Begin Extracted material
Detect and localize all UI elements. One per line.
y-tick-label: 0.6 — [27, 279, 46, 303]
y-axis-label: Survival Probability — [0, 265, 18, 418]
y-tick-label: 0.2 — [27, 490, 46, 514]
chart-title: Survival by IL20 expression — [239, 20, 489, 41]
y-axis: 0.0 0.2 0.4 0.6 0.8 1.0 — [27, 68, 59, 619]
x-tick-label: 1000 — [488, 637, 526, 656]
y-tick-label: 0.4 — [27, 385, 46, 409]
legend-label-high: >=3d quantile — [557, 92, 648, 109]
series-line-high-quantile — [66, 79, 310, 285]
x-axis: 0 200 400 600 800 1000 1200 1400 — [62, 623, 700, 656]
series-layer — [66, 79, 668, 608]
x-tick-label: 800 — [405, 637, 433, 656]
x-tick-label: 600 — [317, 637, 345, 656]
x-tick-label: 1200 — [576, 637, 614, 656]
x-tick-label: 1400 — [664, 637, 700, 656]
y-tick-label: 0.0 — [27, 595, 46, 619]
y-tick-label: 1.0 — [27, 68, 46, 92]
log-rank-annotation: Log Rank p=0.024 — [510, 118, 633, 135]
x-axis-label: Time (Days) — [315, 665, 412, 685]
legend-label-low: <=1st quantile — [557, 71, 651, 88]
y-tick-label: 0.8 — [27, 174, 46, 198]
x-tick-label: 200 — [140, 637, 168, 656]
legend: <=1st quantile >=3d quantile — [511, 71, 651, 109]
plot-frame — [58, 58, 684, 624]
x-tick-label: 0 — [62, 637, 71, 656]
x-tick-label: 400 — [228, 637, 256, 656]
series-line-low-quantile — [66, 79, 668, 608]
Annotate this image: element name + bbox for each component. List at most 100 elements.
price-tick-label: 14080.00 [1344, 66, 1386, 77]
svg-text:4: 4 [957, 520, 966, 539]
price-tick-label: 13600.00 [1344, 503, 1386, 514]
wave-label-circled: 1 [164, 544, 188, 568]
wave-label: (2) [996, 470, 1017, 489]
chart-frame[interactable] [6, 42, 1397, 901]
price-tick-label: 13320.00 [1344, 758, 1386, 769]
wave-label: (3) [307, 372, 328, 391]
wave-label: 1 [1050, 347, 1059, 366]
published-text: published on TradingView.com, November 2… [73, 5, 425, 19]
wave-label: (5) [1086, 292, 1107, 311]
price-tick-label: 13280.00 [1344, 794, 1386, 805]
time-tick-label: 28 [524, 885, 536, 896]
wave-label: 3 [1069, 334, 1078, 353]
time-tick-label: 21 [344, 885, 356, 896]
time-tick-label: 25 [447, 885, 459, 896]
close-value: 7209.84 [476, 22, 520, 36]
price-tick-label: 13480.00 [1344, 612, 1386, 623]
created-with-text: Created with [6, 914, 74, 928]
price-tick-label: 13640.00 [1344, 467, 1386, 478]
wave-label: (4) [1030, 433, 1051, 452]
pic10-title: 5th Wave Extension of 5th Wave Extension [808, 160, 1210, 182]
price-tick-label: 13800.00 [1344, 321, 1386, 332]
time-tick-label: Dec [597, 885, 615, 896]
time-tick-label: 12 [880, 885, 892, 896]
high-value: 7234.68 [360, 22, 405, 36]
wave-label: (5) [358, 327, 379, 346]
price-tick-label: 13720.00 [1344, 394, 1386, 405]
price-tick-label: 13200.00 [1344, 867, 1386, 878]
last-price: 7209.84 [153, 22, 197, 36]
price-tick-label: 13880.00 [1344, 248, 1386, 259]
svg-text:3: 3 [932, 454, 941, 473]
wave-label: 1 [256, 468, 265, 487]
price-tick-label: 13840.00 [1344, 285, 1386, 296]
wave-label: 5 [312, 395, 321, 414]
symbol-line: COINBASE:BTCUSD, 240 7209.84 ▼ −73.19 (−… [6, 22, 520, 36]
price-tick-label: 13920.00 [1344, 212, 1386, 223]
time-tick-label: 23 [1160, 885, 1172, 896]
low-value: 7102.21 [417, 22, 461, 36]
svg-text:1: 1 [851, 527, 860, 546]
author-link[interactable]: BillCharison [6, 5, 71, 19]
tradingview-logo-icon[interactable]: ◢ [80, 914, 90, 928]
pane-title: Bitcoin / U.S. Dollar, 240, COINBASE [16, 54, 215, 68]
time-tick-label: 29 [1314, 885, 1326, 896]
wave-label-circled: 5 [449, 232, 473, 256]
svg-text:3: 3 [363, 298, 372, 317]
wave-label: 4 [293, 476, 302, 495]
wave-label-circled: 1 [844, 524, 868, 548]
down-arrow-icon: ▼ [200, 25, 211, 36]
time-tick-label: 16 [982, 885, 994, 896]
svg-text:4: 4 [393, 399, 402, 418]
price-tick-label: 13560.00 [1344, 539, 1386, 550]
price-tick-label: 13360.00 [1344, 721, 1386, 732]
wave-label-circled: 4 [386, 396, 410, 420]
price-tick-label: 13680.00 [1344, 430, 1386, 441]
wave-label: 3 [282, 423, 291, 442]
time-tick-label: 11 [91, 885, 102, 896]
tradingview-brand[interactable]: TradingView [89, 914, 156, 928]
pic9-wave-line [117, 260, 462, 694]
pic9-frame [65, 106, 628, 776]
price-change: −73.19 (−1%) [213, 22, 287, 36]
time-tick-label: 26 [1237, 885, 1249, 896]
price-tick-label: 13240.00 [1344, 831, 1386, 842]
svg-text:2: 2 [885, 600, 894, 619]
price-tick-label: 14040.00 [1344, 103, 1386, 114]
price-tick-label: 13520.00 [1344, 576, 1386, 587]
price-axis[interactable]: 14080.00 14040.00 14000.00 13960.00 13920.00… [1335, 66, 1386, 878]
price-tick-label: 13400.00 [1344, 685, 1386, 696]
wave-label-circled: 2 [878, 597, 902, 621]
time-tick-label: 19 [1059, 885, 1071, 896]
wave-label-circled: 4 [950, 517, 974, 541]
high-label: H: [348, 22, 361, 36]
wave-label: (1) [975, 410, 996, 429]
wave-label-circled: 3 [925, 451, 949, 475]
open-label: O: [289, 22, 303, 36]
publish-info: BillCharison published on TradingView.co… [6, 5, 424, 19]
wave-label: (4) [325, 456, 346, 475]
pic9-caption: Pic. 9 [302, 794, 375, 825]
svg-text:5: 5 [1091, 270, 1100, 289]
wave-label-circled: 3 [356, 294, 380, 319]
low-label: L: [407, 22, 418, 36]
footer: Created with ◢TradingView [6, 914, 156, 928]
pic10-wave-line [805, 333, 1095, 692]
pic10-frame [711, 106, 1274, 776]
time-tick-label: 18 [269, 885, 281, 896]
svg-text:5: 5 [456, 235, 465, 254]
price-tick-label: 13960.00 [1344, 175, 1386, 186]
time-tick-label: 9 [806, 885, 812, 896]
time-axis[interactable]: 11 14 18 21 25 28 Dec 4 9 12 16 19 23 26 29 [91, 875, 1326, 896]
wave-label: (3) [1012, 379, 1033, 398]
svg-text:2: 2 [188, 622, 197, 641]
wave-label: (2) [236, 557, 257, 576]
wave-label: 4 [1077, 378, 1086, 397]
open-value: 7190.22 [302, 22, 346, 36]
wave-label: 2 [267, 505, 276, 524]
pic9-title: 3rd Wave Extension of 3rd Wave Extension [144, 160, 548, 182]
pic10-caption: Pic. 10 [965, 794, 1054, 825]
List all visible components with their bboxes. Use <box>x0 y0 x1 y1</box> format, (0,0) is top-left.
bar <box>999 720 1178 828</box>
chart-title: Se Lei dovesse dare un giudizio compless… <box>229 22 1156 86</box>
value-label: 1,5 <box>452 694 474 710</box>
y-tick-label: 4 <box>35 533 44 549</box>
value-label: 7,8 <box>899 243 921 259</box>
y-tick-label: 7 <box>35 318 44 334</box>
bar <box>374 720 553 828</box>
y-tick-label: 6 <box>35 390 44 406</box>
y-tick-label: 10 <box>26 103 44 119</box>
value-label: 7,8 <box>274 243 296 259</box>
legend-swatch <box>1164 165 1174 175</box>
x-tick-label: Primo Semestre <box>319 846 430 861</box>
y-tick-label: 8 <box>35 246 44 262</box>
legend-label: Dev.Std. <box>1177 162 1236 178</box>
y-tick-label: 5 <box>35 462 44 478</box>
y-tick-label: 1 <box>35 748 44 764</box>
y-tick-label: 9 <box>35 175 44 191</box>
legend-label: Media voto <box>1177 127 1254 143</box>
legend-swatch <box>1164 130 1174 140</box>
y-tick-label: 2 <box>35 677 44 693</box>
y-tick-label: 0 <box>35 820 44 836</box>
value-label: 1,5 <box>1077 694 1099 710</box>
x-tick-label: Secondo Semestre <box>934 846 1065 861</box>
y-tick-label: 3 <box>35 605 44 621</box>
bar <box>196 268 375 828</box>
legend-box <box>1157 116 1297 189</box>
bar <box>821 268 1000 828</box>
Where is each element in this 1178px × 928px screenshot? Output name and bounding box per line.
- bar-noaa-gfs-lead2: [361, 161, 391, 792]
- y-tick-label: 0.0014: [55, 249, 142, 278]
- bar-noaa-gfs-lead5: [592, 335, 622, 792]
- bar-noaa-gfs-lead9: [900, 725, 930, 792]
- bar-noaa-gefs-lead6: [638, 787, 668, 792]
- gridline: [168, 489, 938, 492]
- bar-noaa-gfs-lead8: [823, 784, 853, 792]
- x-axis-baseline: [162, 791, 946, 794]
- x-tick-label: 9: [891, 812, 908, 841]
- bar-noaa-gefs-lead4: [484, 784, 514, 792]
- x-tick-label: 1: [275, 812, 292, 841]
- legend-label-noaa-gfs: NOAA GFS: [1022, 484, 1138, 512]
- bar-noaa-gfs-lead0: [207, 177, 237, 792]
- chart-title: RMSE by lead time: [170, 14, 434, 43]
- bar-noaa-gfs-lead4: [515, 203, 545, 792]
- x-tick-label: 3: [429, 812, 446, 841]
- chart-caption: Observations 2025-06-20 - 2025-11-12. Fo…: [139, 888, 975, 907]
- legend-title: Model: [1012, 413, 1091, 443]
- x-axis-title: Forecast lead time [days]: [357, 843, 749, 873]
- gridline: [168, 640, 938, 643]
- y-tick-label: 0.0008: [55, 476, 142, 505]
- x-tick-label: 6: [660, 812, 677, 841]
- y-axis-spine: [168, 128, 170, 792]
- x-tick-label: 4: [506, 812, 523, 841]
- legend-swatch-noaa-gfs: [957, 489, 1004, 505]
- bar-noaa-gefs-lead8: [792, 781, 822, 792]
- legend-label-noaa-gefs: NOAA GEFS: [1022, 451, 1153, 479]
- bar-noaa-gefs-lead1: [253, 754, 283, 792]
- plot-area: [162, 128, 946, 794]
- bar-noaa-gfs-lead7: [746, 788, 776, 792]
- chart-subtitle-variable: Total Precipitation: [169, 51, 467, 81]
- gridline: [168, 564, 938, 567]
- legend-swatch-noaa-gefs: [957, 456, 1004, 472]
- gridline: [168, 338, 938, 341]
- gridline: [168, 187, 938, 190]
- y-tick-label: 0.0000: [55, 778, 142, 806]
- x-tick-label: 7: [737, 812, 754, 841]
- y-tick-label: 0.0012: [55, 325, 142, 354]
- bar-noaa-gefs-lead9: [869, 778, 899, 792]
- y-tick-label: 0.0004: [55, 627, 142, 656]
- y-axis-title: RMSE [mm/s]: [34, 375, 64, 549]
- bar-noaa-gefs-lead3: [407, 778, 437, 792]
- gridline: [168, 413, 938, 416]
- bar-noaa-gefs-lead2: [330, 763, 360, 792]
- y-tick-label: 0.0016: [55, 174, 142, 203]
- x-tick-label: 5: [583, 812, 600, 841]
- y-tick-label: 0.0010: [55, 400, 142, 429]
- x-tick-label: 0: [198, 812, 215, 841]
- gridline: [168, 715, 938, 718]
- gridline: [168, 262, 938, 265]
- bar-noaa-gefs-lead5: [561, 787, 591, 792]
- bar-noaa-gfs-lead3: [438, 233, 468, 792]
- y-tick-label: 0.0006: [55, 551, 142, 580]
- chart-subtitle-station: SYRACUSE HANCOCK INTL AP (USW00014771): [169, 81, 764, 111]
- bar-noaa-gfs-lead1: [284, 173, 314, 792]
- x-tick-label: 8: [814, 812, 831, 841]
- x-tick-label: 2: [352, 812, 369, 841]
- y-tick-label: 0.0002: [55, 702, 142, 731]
End Extracted material
Rename "Survival Probability" to "Survival Fraction" in the records from the first line through the line with "chart-title: Survival by", and give back only those lines with nothing else altered.

Solution for this task:
Detect and localize all UI elements. One per line.
y-tick-label: 0.6 — [27, 279, 46, 303]
y-axis-label: Survival Fraction — [0, 265, 18, 418]
y-tick-label: 0.2 — [27, 490, 46, 514]
chart-title: Survival by IL20 expression — [239, 20, 489, 41]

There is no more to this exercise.